>> Begin

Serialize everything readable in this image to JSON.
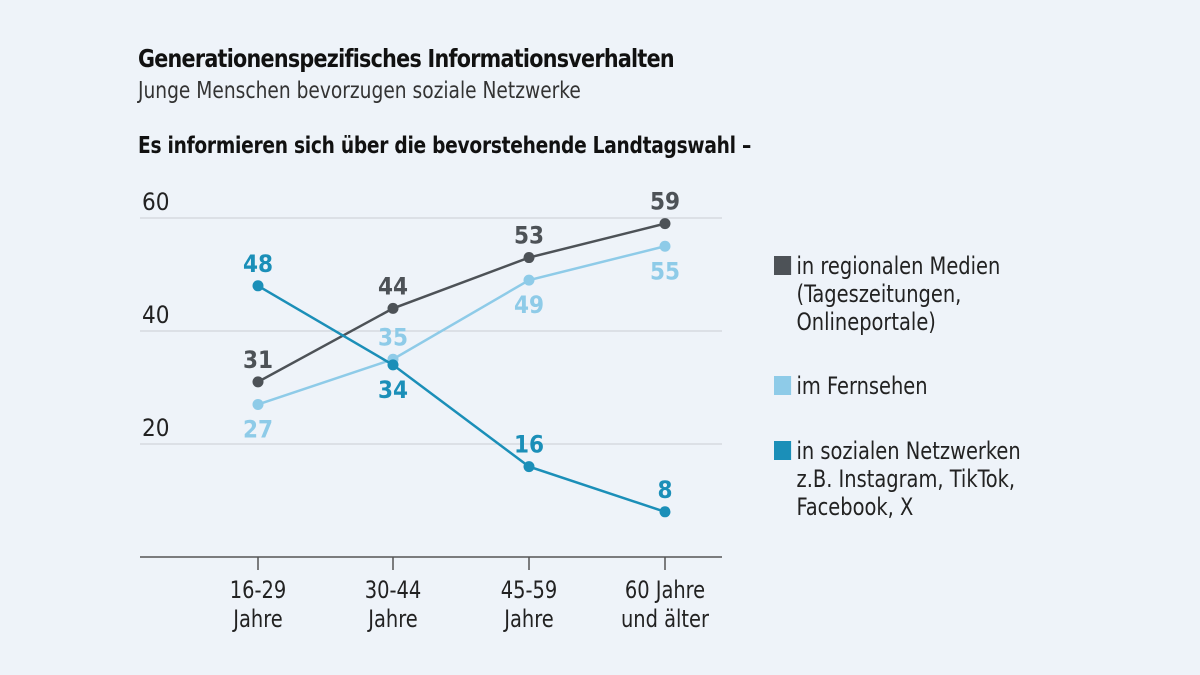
{
  "title": "Generationenspezifisches Informationsverhalten",
  "subtitle": "Junge Menschen bevorzugen soziale Netzwerke",
  "question": "Es informieren sich über die bevorstehende Landtagswahl –",
  "chart_data": {
    "type": "line",
    "categories": [
      "16-29\nJahre",
      "30-44\nJahre",
      "45-59\nJahre",
      "60 Jahre\nund älter"
    ],
    "ylim": [
      0,
      60
    ],
    "yticks": [
      20,
      40,
      60
    ],
    "grid": true,
    "legend_placement": "right",
    "series": [
      {
        "name": "in regionalen Medien\n(Tageszeitungen,\nOnlineportale)",
        "color": "#4d5257",
        "values": [
          31,
          44,
          53,
          59
        ]
      },
      {
        "name": "im Fernsehen",
        "color": "#8ecbe8",
        "values": [
          27,
          35,
          49,
          55
        ]
      },
      {
        "name": "in sozialen Netzwerken\nz.B. Instagram, TikTok,\nFacebook, X",
        "color": "#1b8fb8",
        "values": [
          48,
          34,
          16,
          8
        ]
      }
    ]
  }
}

>> End

▸ **What the task asks**:
Transcribe all the records above word for word, without their images.

▸ **Answer for this exercise**:
Serialize everything readable in this image to JSON.
{
  "title": "Generationenspezifisches Informationsverhalten",
  "subtitle": "Junge Menschen bevorzugen soziale Netzwerke",
  "question": "Es informieren sich über die bevorstehende Landtagswahl –",
  "chart_data": {
    "type": "line",
    "categories": [
      "16-29\nJahre",
      "30-44\nJahre",
      "45-59\nJahre",
      "60 Jahre\nund älter"
    ],
    "ylim": [
      0,
      60
    ],
    "yticks": [
      20,
      40,
      60
    ],
    "grid": true,
    "legend_placement": "right",
    "series": [
      {
        "name": "in regionalen Medien\n(Tageszeitungen,\nOnlineportale)",
        "color": "#4d5257",
        "values": [
          31,
          44,
          53,
          59
        ]
      },
      {
        "name": "im Fernsehen",
        "color": "#8ecbe8",
        "values": [
          27,
          35,
          49,
          55
        ]
      },
      {
        "name": "in sozialen Netzwerken\nz.B. Instagram, TikTok,\nFacebook, X",
        "color": "#1b8fb8",
        "values": [
          48,
          34,
          16,
          8
        ]
      }
    ]
  }
}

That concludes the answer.